◆ **Problem**: Your reply should be one number: the count of lines holding the word "Language".

*** Stored rows ***

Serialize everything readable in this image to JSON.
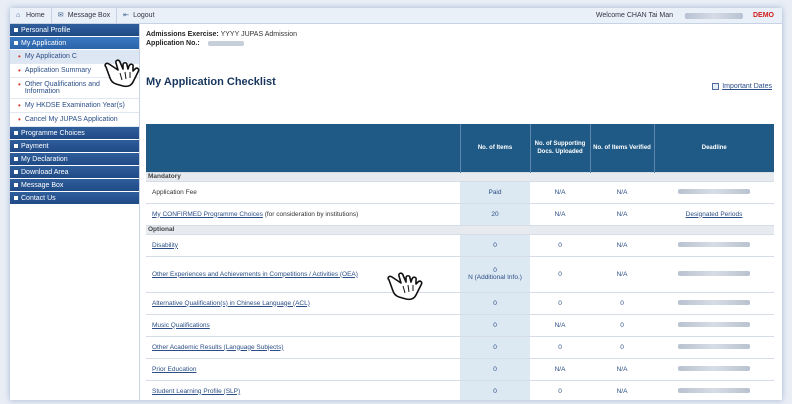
{
  "topbar": {
    "home": "Home",
    "message_box": "Message Box",
    "logout": "Logout",
    "welcome": "Welcome CHAN Tai Man",
    "demo": "DEMO"
  },
  "sidebar": {
    "personal_profile": "Personal Profile",
    "my_application": "My Application",
    "sub_items": [
      "My Application Checklist",
      "Application Summary",
      "Other Qualifications and Information",
      "My HKDSE Examination Year(s)",
      "Cancel My JUPAS Application"
    ],
    "sub_items_visible": [
      "My Application C",
      "Application Summary",
      "Other Qualifications and Information",
      "My HKDSE Examination Year(s)",
      "Cancel My JUPAS Application"
    ],
    "programme_choices": "Programme Choices",
    "payment": "Payment",
    "my_declaration": "My Declaration",
    "download_area": "Download Area",
    "message_box": "Message Box",
    "contact_us": "Contact Us"
  },
  "header": {
    "exercise_label": "Admissions Exercise:",
    "exercise_value": "YYYY JUPAS Admission",
    "appno_label": "Application No.:",
    "title": "My Application Checklist",
    "important_dates": "Important Dates"
  },
  "table": {
    "columns": [
      "",
      "No. of Items",
      "No. of Supporting Docs. Uploaded",
      "No. of Items Verified",
      "Deadline"
    ],
    "mandatory_label": "Mandatory",
    "optional_label": "Optional",
    "mandatory_rows": [
      {
        "item": "Application Fee",
        "link": false,
        "items": "Paid",
        "docs": "N/A",
        "verified": "N/A",
        "deadline": ""
      },
      {
        "item": "My CONFIRMED Programme Choices",
        "suffix": "(for consideration by institutions)",
        "link": true,
        "items": "20",
        "docs": "N/A",
        "verified": "N/A",
        "deadline": "Designated Periods"
      }
    ],
    "optional_rows": [
      {
        "item": "Disability",
        "items": "0",
        "docs": "0",
        "verified": "N/A"
      },
      {
        "item": "Other Experiences and Achievements in Competitions / Activities (OEA)",
        "items": "0",
        "items_note": "N (Additional Info.)",
        "docs": "0",
        "verified": "N/A"
      },
      {
        "item": "Alternative Qualification(s) in Chinese Language (ACL)",
        "items": "0",
        "docs": "0",
        "verified": "0"
      },
      {
        "item": "Music Qualifications",
        "items": "0",
        "docs": "N/A",
        "verified": "0"
      },
      {
        "item": "Other Academic Results (Language Subjects)",
        "items": "0",
        "docs": "0",
        "verified": "0"
      },
      {
        "item": "Prior Education",
        "items": "0",
        "docs": "N/A",
        "verified": "N/A"
      },
      {
        "item": "Student Learning Profile (SLP)",
        "items": "0",
        "docs": "0",
        "verified": "N/A"
      }
    ]
  },
  "colors": {
    "nav_blue": "#1f4a85",
    "table_header": "#1f5a86",
    "demo_red": "#d01c1c",
    "title_navy": "#17365d"
  }
}
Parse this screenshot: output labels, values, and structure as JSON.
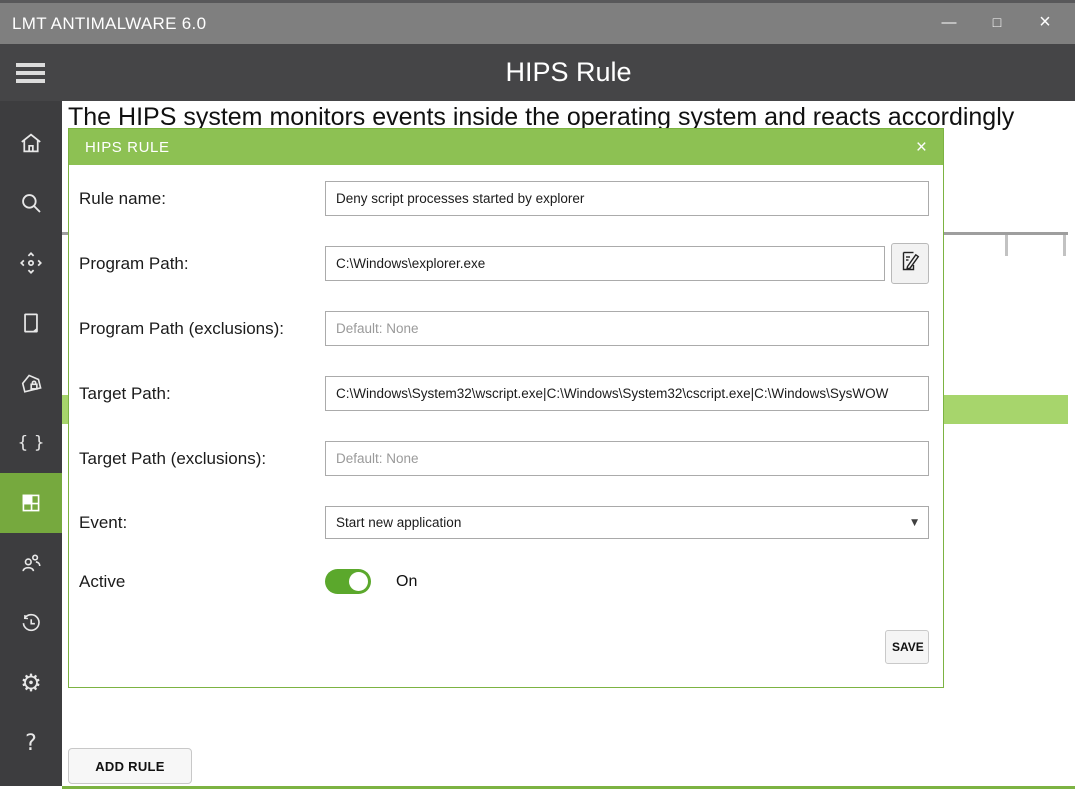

***

◆ **Answer for the task**: 2